→ TASK STATEMENT
Find the lines holding the string "есть" in the data, then copy all of them.

→ EXERCISE MATERIALS

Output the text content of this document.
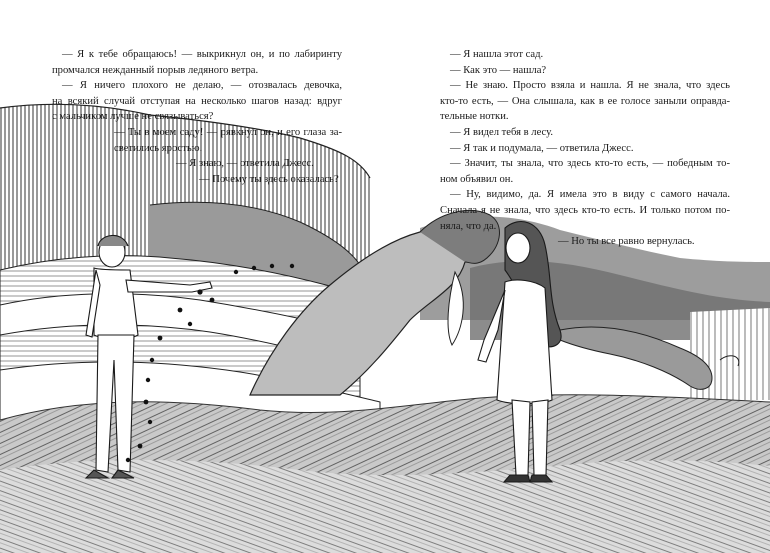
— Я к тебе обращаюсь! — выкрикнул он, и по лабиринту
промчался нежданный порыв ледяного ветра.
— Я ничего плохого не делаю, — отозвалась девочка,
на всякий случай отступая на несколько шагов назад: вдруг
с мальчиком лучше не связываться?
— Ты в моем саду! — рявкнул он, и его глаза за-
светились яростью.
— Я знаю, — ответила Джесс.
— Почему ты здесь оказалась?
— Я нашла этот сад.
— Как это — нашла?
— Не знаю. Просто взяла и нашла. Я не знала, что здесь
кто-то есть, — Она слышала, как в ее голосе заныли оправда-
тельные нотки.
— Я видел тебя в лесу.
— Я так и подумала, — ответила Джесс.
— Значит, ты знала, что здесь кто-то есть, — победным то-
ном объявил он.
— Ну, видимо, да. Я имела это в виду с самого начала.
Сначала я не знала, что здесь кто-то есть. И только потом по-
няла, что да.
— Но ты все равно вернулась.
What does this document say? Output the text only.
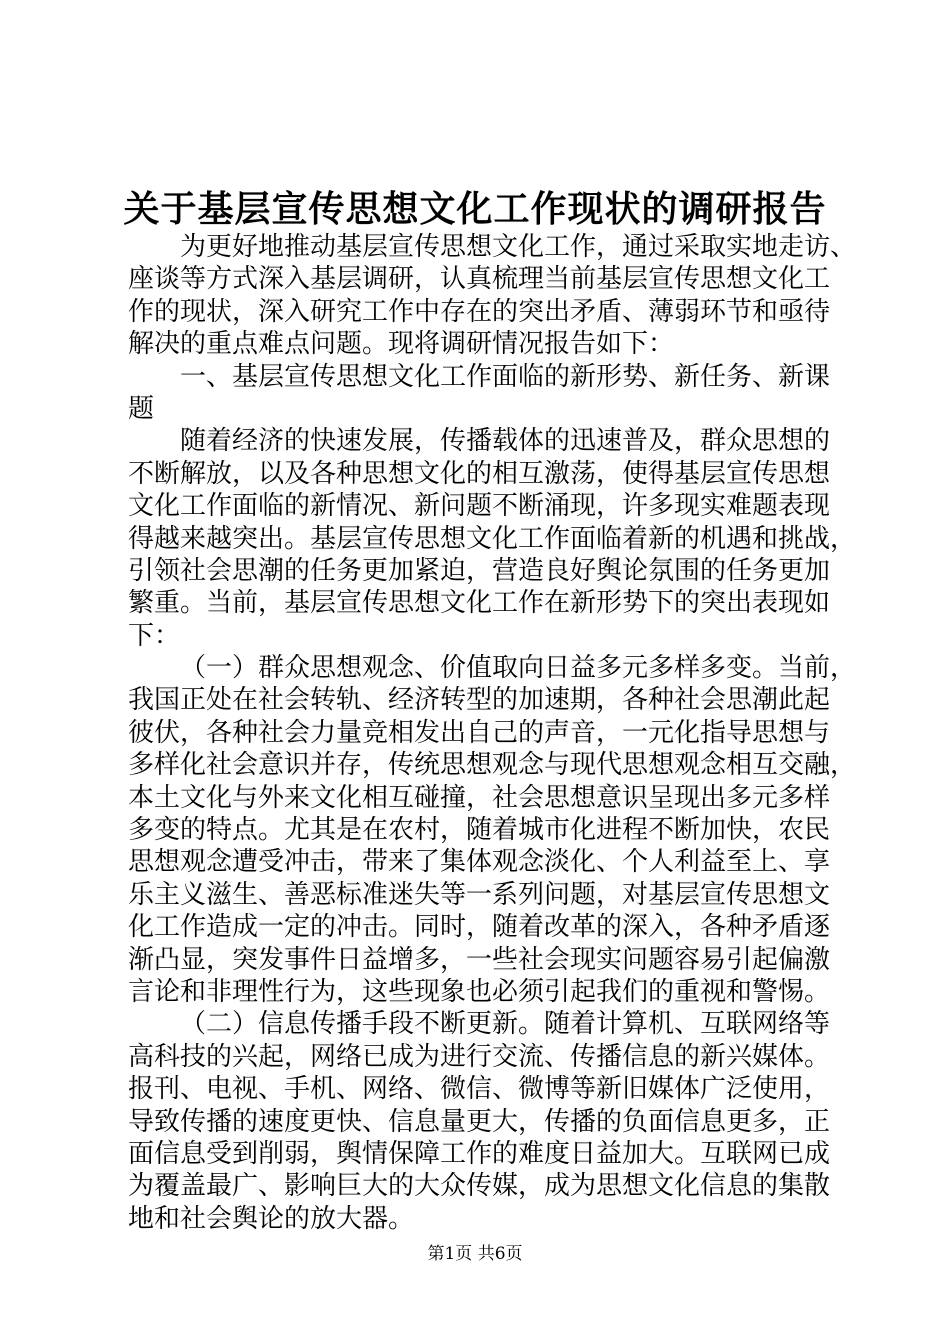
关于基层宣传思想文化工作现状的调研报告
为更好地推动基层宣传思想文化工作，通过采取实地走访、
座谈等方式深入基层调研，认真梳理当前基层宣传思想文化工
作的现状，深入研究工作中存在的突出矛盾、薄弱环节和亟待
解决的重点难点问题。现将调研情况报告如下：
一、基层宣传思想文化工作面临的新形势、新任务、新课
题
随着经济的快速发展，传播载体的迅速普及，群众思想的
不断解放，以及各种思想文化的相互激荡，使得基层宣传思想
文化工作面临的新情况、新问题不断涌现，许多现实难题表现
得越来越突出。基层宣传思想文化工作面临着新的机遇和挑战，
引领社会思潮的任务更加紧迫，营造良好舆论氛围的任务更加
繁重。当前，基层宣传思想文化工作在新形势下的突出表现如
下：
（一）群众思想观念、价值取向日益多元多样多变。当前，
我国正处在社会转轨、经济转型的加速期，各种社会思潮此起
彼伏，各种社会力量竞相发出自己的声音，一元化指导思想与
多样化社会意识并存，传统思想观念与现代思想观念相互交融，
本土文化与外来文化相互碰撞，社会思想意识呈现出多元多样
多变的特点。尤其是在农村，随着城市化进程不断加快，农民
思想观念遭受冲击，带来了集体观念淡化、个人利益至上、享
乐主义滋生、善恶标准迷失等一系列问题，对基层宣传思想文
化工作造成一定的冲击。同时，随着改革的深入，各种矛盾逐
渐凸显，突发事件日益增多，一些社会现实问题容易引起偏激
言论和非理性行为，这些现象也必须引起我们的重视和警惕。
（二）信息传播手段不断更新。随着计算机、互联网络等
高科技的兴起，网络已成为进行交流、传播信息的新兴媒体。
报刊、电视、手机、网络、微信、微博等新旧媒体广泛使用，
导致传播的速度更快、信息量更大，传播的负面信息更多，正
面信息受到削弱，舆情保障工作的难度日益加大。互联网已成
为覆盖最广、影响巨大的大众传媒，成为思想文化信息的集散
地和社会舆论的放大器。
第1页 共6页
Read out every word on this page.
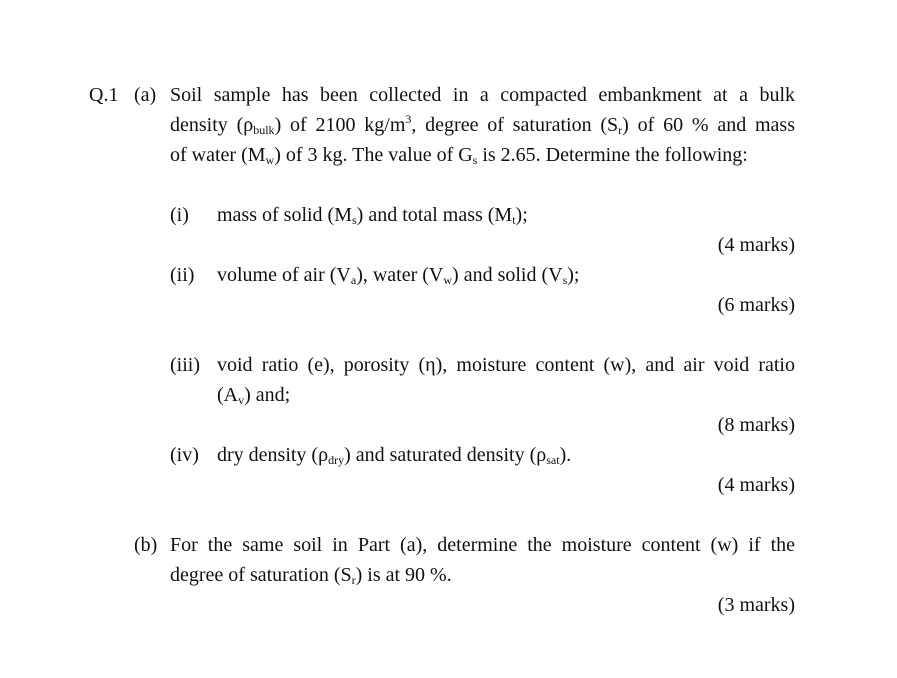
Q.1 (a) Soil sample has been collected in a compacted embankment at a bulk
density $(\rho_{bulk})$ of 2100 $kg/m^3$, degree of saturation $(S_r)$ of 60 % and mass
of water $(M_w)$ of 3 kg. The value of $G_s$ is 2.65. Determine the following:
(i) mass of solid $(M_s)$ and total mass $(M_t)$;
(4 marks)
(ii) volume of air $(V_a)$, water $(V_w)$ and solid $(V_s)$;
(6 marks)
(iii) void ratio (e), porosity (η), moisture content (w), and air void ratio
$(A_v)$ and;
(8 marks)
(iv) dry density $(\rho_{dry})$ and saturated density $(\rho_{sat})$.
(4 marks)
(b) For the same soil in Part (a), determine the moisture content (w) if the
degree of saturation $(S_r)$ is at 90 %.
(3 marks)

→ EXPECTED OUTPUT
кто-то есть, — Она слышала, как в ее голосе заныли оправда-
— Значит, ты знала, что здесь кто-то есть, — победным то-
Сначала я не знала, что здесь кто-то есть. И только потом по-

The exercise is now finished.